§ What is required: Pull out every line below holding the word "page".

§ Input for this task:
- - -

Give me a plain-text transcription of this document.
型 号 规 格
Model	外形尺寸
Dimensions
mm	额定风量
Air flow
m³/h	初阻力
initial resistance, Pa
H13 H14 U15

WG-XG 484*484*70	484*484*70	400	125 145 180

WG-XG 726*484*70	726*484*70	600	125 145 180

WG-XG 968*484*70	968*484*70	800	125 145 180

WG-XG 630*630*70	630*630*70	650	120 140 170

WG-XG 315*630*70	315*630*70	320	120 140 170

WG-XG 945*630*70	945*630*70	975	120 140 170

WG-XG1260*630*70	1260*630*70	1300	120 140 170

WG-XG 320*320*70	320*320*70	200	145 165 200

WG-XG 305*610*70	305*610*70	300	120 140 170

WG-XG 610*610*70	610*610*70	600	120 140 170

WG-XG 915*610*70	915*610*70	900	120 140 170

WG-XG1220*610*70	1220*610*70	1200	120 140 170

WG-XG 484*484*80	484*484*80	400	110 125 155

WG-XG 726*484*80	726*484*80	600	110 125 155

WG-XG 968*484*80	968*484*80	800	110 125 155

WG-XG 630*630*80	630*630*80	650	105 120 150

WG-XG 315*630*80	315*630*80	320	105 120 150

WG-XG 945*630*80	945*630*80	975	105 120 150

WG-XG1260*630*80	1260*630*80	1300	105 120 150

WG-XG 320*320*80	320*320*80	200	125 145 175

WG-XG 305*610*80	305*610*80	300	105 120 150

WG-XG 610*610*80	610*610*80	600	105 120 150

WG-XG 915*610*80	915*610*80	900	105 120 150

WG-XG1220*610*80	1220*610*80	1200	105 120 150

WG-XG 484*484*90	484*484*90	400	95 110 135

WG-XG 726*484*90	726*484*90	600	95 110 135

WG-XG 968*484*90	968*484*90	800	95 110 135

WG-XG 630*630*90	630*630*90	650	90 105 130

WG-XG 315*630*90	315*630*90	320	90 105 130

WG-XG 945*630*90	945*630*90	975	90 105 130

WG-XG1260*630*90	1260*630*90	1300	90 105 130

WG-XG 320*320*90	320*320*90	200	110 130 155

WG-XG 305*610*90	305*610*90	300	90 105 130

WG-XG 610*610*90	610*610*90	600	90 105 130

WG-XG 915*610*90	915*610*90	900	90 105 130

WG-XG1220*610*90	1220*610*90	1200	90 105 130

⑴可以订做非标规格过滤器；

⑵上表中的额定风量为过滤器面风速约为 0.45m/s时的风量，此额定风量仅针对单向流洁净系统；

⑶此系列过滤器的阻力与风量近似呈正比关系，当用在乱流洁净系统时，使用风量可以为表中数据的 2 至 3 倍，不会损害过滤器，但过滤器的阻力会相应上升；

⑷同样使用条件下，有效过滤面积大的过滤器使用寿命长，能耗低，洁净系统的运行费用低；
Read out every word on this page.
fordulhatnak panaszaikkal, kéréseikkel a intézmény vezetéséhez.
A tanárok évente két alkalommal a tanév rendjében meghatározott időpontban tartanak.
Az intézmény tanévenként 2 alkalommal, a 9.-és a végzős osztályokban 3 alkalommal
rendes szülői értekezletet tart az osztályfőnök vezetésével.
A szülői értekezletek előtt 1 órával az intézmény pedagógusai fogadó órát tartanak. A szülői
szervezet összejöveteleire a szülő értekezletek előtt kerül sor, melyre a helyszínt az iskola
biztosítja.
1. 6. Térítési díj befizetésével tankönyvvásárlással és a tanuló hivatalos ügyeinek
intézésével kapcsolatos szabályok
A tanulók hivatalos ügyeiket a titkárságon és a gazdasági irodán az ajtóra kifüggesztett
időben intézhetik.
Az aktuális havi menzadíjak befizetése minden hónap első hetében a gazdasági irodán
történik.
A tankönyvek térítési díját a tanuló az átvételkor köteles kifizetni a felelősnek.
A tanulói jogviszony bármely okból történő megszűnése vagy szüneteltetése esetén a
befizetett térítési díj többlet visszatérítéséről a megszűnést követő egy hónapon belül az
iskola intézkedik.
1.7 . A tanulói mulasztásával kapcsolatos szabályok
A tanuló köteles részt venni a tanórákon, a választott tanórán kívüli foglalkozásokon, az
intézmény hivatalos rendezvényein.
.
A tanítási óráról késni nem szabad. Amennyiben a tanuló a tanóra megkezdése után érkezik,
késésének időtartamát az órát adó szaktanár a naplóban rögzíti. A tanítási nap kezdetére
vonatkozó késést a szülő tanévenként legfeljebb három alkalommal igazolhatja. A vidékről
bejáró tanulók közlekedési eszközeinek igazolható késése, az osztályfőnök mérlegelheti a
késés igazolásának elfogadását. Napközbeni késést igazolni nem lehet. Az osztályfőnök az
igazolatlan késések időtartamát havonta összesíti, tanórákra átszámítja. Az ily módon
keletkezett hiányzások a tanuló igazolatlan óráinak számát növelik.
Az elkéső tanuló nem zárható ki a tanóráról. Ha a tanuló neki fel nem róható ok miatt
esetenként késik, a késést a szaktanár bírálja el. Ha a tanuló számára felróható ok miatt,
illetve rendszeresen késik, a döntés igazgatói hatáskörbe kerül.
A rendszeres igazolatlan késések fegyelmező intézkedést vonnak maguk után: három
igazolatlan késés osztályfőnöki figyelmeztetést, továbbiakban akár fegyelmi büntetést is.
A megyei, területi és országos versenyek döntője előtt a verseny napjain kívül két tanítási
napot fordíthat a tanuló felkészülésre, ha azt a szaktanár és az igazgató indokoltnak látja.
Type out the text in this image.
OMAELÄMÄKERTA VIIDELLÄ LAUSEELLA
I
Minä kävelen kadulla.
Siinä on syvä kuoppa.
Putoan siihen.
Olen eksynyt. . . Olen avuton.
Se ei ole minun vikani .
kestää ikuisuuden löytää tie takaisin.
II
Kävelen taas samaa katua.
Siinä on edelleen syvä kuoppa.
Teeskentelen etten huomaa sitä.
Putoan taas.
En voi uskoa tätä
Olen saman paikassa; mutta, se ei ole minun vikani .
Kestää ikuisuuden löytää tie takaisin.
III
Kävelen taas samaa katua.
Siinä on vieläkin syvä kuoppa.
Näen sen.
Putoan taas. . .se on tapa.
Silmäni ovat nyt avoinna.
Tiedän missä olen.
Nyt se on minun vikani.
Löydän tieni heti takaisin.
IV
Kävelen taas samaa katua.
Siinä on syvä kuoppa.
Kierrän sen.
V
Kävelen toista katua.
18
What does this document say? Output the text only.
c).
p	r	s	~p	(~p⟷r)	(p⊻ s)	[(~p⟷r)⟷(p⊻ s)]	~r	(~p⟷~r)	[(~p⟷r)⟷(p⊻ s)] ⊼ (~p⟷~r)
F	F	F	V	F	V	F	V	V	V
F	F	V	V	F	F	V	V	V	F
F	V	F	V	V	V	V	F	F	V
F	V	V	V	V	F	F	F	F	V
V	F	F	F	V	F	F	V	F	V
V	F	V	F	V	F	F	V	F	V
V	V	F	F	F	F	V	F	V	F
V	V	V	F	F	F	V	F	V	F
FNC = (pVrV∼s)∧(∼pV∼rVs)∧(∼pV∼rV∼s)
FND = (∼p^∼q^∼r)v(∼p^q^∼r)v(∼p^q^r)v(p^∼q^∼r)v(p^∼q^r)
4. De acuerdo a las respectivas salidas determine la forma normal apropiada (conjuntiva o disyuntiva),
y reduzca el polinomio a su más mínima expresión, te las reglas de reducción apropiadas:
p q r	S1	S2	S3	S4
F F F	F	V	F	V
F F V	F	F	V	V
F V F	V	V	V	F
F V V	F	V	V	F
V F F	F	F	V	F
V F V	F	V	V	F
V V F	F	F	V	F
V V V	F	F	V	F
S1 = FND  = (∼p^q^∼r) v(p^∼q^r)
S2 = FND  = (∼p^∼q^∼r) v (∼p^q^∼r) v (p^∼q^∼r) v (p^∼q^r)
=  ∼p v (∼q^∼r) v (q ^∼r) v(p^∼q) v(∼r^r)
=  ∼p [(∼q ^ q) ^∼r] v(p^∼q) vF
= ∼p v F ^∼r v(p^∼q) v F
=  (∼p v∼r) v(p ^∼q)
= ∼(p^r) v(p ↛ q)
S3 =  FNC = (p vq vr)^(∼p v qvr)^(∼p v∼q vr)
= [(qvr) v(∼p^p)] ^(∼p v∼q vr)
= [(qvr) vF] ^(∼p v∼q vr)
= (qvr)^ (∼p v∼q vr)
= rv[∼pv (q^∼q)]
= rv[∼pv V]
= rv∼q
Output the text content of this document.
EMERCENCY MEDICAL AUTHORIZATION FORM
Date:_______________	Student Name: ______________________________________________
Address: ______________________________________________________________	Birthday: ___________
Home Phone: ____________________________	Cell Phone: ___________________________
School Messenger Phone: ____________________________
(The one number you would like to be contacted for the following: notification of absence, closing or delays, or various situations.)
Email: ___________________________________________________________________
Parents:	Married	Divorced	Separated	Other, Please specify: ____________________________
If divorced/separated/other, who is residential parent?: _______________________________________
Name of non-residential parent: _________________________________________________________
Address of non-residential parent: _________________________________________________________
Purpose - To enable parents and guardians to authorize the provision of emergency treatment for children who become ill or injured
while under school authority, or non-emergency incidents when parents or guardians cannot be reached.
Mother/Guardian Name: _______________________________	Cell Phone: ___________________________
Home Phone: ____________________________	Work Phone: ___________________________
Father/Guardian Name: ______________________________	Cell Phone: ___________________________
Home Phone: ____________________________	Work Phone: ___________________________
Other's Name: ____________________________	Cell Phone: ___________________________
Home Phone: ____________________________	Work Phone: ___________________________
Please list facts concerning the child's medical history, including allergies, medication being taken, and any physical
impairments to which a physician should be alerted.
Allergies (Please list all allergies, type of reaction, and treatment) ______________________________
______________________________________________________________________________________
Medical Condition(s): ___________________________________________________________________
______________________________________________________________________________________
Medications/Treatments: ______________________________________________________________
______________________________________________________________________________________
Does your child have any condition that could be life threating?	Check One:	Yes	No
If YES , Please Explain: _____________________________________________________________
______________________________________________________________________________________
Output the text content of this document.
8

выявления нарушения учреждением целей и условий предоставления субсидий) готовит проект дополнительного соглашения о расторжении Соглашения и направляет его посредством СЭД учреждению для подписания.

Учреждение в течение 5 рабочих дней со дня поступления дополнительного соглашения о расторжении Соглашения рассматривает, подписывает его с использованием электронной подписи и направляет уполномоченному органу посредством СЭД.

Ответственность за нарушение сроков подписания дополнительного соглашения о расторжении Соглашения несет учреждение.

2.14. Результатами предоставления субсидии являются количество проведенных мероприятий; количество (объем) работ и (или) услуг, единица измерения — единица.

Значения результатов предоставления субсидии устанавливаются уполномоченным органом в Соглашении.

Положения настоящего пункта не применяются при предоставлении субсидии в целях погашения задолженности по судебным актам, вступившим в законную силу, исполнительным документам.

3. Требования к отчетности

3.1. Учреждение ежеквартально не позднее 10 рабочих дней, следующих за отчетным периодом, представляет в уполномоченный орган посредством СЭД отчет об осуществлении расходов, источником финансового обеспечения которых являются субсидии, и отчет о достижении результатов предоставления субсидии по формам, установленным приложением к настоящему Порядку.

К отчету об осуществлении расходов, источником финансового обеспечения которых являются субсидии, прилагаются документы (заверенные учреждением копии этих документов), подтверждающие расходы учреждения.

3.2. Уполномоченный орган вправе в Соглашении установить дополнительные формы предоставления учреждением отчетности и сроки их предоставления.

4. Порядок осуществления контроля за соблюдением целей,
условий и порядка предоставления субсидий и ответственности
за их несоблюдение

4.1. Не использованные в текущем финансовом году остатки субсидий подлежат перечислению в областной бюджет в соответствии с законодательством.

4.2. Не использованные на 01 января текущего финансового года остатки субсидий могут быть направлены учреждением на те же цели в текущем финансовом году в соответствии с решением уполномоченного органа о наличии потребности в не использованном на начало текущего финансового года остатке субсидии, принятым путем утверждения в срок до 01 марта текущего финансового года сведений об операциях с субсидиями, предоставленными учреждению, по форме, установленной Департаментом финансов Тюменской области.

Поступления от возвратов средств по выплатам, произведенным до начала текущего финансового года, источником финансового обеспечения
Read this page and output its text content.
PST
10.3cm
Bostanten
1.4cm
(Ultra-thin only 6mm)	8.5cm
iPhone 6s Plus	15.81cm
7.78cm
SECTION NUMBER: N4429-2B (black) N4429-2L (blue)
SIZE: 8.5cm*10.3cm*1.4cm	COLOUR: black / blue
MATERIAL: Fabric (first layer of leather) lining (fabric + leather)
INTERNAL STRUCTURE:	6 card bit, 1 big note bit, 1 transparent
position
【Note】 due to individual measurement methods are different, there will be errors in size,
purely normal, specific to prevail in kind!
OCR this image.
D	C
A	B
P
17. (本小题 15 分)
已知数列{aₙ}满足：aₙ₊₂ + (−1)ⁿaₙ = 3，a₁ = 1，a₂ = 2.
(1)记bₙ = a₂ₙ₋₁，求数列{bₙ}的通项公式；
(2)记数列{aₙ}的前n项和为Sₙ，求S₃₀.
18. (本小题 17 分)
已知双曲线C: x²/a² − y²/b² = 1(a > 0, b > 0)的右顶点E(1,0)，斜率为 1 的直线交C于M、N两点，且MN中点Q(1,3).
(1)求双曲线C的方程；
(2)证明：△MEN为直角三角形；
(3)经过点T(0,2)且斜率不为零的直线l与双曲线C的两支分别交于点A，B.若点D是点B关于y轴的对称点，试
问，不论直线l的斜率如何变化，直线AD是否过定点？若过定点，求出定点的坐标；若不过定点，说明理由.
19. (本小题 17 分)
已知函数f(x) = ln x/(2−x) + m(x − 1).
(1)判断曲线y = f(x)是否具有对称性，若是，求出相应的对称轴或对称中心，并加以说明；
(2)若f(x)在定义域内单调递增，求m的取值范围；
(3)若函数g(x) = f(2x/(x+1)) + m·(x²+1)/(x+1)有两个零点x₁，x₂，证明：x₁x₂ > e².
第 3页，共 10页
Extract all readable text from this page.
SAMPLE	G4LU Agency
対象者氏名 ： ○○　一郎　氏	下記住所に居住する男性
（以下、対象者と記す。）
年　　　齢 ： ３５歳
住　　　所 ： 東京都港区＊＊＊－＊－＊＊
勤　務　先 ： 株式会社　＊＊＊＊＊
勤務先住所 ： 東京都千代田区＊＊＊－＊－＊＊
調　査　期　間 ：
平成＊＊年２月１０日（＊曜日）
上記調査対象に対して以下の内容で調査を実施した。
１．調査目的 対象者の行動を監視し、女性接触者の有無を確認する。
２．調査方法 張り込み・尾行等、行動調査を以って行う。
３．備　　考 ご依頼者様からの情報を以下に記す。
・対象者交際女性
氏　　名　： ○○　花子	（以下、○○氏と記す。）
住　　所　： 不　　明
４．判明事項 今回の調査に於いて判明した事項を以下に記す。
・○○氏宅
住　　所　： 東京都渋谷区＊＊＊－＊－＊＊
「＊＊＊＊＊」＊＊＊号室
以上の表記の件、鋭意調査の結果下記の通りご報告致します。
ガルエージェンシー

- - -

§ Expected answer:
Read out every word on this page.
Read this page and output its text content.
Extract all readable text from this page.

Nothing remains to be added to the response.